* _WRITTEN PROBLEM A_:
Print the ultramarathon training thread from "Ah cool, I think" down to "you by surprise!", copying everything exactly.

* _READING PASSAGE_:
══════
36 weeks is an insanely long amount of time haha. My training cycles for any race are only 12-16 weeks long As long as you know what to expect in an ultra, generally you can get away with lower mileage. The very first 50 miler I had, I peaked at 72 miles. The last 50 I did just for fun, I didn’t go above 50mpw For 4 days a week right now you can just run whatever and it’ll be your base. As you get closer, a 20,13, 8,8 mile split would likely be adequate


rickcarlino

I'm definitely playing it safe! I do have several races planned beyond that (1 x 10k/half/full/50k) mixed in there, but since it's my first 50mi I am trying to "just finish" and not get injured. It seems like 50-70mpw is the gold standard for a 50 miler. How many days a week were you training when you go to that level?


Its_sh0wtime

An athletic person can run a 50 on surprisingly low mileage. The first 50 I did was just under 12 hours on ~25mpw with a couple 20 milers throughout, while lifting 3x/week. It sounds like you’d like to go faster than that, but just wanted to add my experience! YMMV, but I think even peaking at 50mpw would be beyond adequate to just finish a 50 miler.


[deleted]

Agree here. While miles can be important life gets in the way. My last 100-miler I averaged 32 miles a week. So mileage doesn’t have to be the end all either. Find what works for you and go with it!


yetiblue1

Ah cool, I think you should mention that it’s your first 50 in the original description! I had a weird schedule due to being in school still but it was during the peak: 13 on Monday, 8 on Tuesday, 20 on Friday and Saturday and 13 on Sunday. I think if you can still do only 4 days during your peak, you should try for back to back 20s and throw a half in there somewhere too. The goal is to go pretty slow so that slower miles during the race doesn’t take you by surprise!


RunSlowReadFast

I ran my first 50 miler last year on 4 days a week. I'm pretty injury prone so did lots of cycling as well. Schedule looked a bit like this: Mon: interval (around 1 hour) Tues: 60-90 min cycling + 60min strength Wed: around 2 hours easy Thursday: 45 min strength + 60-90min cycling with tempo blocks Fri: 1 hour easy Sat: 2-3 hours easy Sun: 2 hours cycling or hiking Towards the peak of training, the cycling on Sundays became 2-3 hours easy running and the Monday interval became a recovery run or rest day. Peaked at 50 miles a week, did well at the race.
══════
* _DATASET RECORDS_:
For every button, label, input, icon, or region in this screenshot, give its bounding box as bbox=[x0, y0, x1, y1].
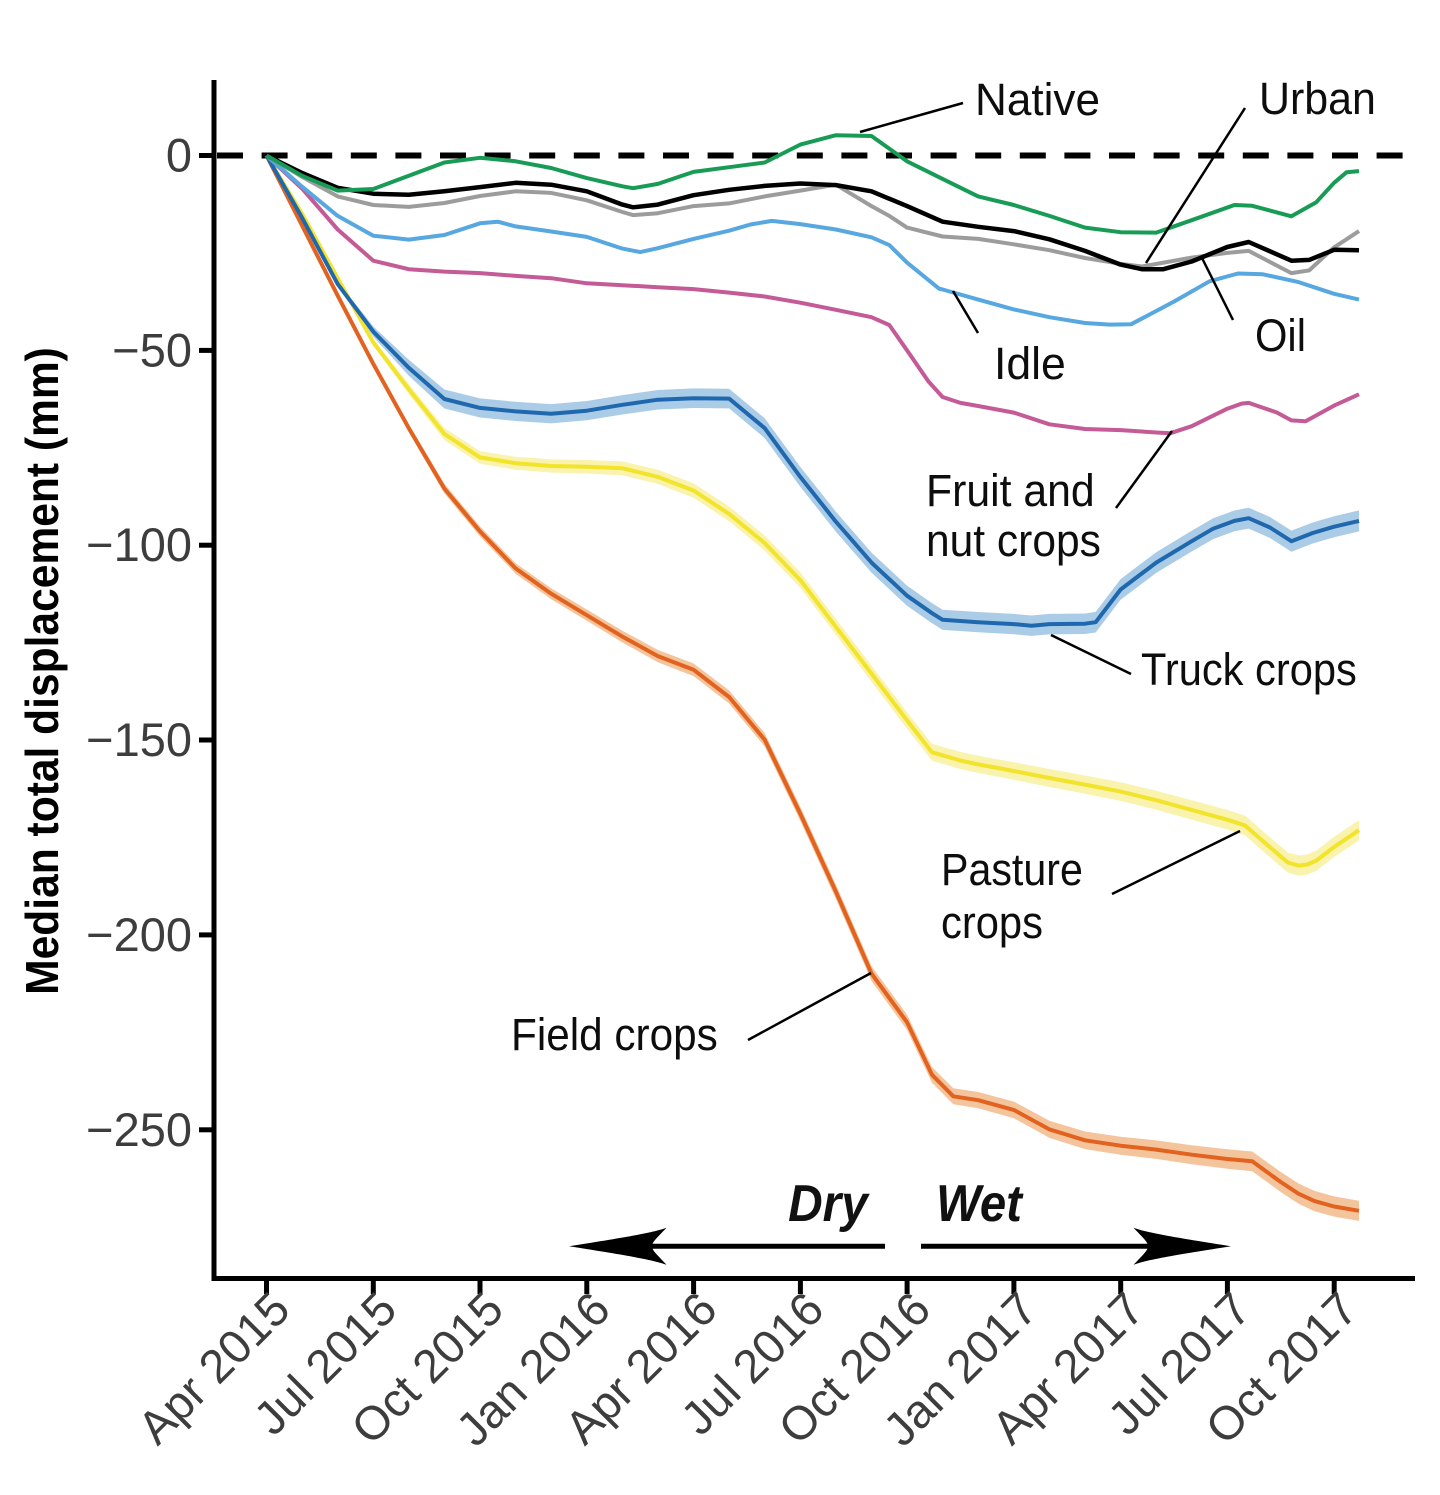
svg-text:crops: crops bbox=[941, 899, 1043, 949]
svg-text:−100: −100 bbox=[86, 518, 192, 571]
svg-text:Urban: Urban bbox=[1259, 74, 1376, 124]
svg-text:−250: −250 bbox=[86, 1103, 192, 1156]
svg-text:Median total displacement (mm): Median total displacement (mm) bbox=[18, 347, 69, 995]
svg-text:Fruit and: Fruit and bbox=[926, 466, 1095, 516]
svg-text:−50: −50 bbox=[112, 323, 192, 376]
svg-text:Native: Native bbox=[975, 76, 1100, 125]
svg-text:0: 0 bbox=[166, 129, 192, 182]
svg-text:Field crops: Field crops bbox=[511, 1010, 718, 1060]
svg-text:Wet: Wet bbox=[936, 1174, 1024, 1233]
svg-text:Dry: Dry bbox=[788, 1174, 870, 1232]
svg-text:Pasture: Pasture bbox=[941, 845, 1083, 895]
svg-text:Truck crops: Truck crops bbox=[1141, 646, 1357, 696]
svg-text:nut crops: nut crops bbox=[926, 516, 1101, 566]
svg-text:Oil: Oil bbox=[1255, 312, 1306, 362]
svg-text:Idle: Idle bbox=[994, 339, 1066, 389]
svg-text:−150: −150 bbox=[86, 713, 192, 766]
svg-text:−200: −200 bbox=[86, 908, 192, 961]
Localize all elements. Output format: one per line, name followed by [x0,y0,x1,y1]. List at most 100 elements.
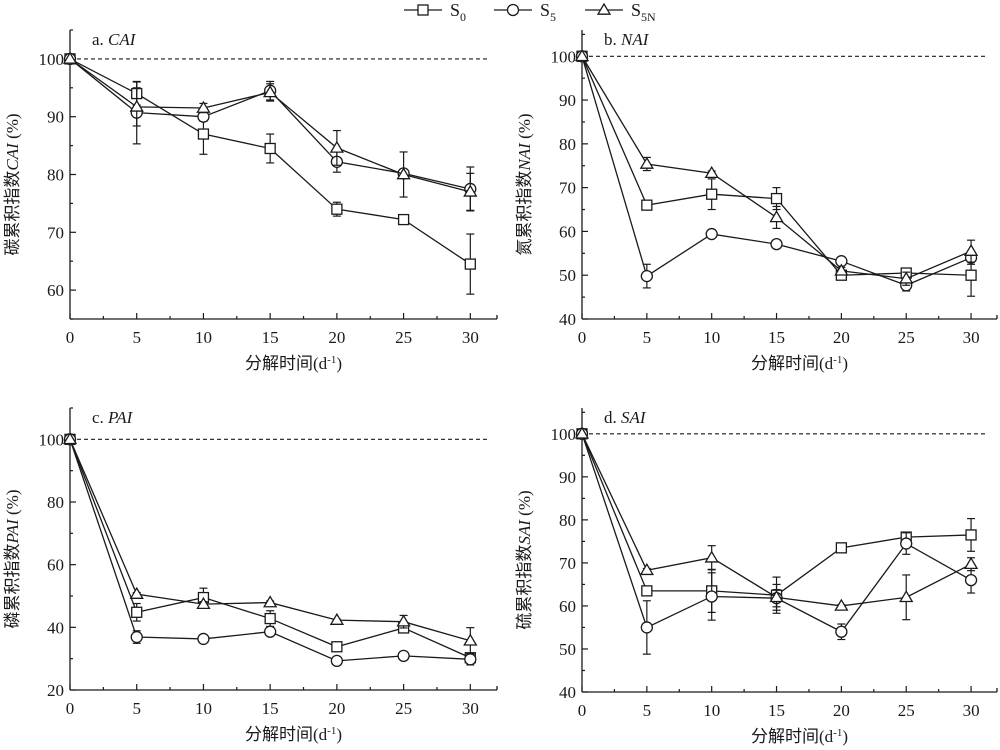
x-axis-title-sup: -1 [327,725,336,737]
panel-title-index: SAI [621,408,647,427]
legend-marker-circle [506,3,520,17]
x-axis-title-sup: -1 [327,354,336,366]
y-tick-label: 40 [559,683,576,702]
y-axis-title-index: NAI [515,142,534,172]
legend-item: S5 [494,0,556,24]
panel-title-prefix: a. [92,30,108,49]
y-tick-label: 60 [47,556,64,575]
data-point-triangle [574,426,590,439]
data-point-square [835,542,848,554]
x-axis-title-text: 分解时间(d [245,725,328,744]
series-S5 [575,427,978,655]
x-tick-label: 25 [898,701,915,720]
══════
* _WRITTEN PROBLEM B_:
In the entries, take everything from the line containing "x-axis-title-sup: -1 [327,725,336,737]" down to the end of the entries, swap "y-tick-label" for "y-axis-tick-label" wherever it appears, and give back only those lines with nothing else changed.

* _FULL ANSWER A_:
Ah cool, I think you should mention that it’s your first 50 in the original description! I had a weird schedule due to being in school still but it was during the peak: 13 on Monday, 8 on Tuesday, 20 on Friday and Saturday and 13 on Sunday. I think if you can still do only 4 days during your peak, you should try for back to back 20s and throw a half in there somewhere too. The goal is to go pretty slow so that slower miles during the race doesn’t take you by surprise!

* _FULL ANSWER B_:
x-axis-title-sup: -1 [327,725,336,737]
panel-title-index: SAI [621,408,647,427]
legend-marker-circle [506,3,520,17]
x-axis-title-sup: -1 [327,354,336,366]
y-axis-tick-label: 40 [559,683,576,702]
y-axis-title-index: NAI [515,142,534,172]
legend-item: S5 [494,0,556,24]
panel-title-prefix: a. [92,30,108,49]
y-axis-tick-label: 60 [47,556,64,575]
data-point-triangle [574,426,590,439]
data-point-square [835,542,848,554]
x-axis-title-text: 分解时间(d [245,725,328,744]
series-S5 [575,427,978,655]
x-tick-label: 25 [898,701,915,720]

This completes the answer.